**Data section**
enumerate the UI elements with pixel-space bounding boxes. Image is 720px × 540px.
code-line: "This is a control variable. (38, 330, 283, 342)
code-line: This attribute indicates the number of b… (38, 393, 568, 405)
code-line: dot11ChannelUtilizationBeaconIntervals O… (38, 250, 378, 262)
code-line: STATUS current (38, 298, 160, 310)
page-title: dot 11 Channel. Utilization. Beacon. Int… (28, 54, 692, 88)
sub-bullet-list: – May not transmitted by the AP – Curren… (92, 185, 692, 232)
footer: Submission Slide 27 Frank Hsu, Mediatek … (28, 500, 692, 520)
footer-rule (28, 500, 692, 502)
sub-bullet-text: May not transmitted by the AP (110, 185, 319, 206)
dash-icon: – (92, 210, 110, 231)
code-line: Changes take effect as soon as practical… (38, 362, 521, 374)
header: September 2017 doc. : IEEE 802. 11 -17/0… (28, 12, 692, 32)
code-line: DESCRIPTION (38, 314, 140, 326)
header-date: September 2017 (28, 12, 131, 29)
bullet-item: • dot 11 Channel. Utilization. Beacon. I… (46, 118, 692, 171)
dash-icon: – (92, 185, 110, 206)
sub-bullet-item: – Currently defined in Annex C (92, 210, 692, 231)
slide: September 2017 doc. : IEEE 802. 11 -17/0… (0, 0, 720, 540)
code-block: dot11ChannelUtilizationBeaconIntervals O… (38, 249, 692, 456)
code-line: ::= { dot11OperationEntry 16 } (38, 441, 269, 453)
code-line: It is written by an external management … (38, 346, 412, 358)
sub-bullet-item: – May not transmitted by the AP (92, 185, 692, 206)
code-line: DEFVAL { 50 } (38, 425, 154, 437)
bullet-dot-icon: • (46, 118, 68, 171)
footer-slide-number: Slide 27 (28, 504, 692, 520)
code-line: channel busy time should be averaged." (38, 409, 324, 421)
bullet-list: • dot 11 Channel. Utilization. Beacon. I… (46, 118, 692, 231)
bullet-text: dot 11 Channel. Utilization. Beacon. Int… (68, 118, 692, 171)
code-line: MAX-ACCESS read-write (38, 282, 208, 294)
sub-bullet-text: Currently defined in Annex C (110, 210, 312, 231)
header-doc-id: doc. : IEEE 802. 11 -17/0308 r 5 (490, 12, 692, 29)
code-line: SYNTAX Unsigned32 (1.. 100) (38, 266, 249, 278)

**Written instruction**
Copy the listing above line for line, with no changes.

**Written solution**
enumerate the UI elements with pixel-space bounding boxes. Image is 720px × 540px.
code-line: "This is a control variable. (38, 330, 283, 342)
code-line: This attribute indicates the number of b… (38, 393, 568, 405)
code-line: dot11ChannelUtilizationBeaconIntervals O… (38, 250, 378, 262)
code-line: STATUS current (38, 298, 160, 310)
page-title: dot 11 Channel. Utilization. Beacon. Int… (28, 54, 692, 88)
sub-bullet-list: – May not transmitted by the AP – Curren… (92, 185, 692, 232)
footer: Submission Slide 27 Frank Hsu, Mediatek … (28, 500, 692, 520)
footer-rule (28, 500, 692, 502)
sub-bullet-text: May not transmitted by the AP (110, 185, 319, 206)
dash-icon: – (92, 210, 110, 231)
code-line: Changes take effect as soon as practical… (38, 362, 521, 374)
header: September 2017 doc. : IEEE 802. 11 -17/0… (28, 12, 692, 32)
code-line: DESCRIPTION (38, 314, 140, 326)
header-date: September 2017 (28, 12, 131, 29)
bullet-item: • dot 11 Channel. Utilization. Beacon. I… (46, 118, 692, 171)
dash-icon: – (92, 185, 110, 206)
sub-bullet-item: – Currently defined in Annex C (92, 210, 692, 231)
slide: September 2017 doc. : IEEE 802. 11 -17/0… (0, 0, 720, 540)
code-block: dot11ChannelUtilizationBeaconIntervals O… (38, 249, 692, 456)
code-line: ::= { dot11OperationEntry 16 } (38, 441, 269, 453)
code-line: It is written by an external management … (38, 346, 412, 358)
sub-bullet-item: – May not transmitted by the AP (92, 185, 692, 206)
code-line: DEFVAL { 50 } (38, 425, 154, 437)
bullet-dot-icon: • (46, 118, 68, 171)
footer-slide-number: Slide 27 (28, 504, 692, 520)
code-line: channel busy time should be averaged." (38, 409, 324, 421)
bullet-list: • dot 11 Channel. Utilization. Beacon. I… (46, 118, 692, 231)
bullet-text: dot 11 Channel. Utilization. Beacon. Int… (68, 118, 692, 171)
code-line: MAX-ACCESS read-write (38, 282, 208, 294)
sub-bullet-text: Currently defined in Annex C (110, 210, 312, 231)
header-doc-id: doc. : IEEE 802. 11 -17/0308 r 5 (490, 12, 692, 29)
code-line: SYNTAX Unsigned32 (1.. 100) (38, 266, 249, 278)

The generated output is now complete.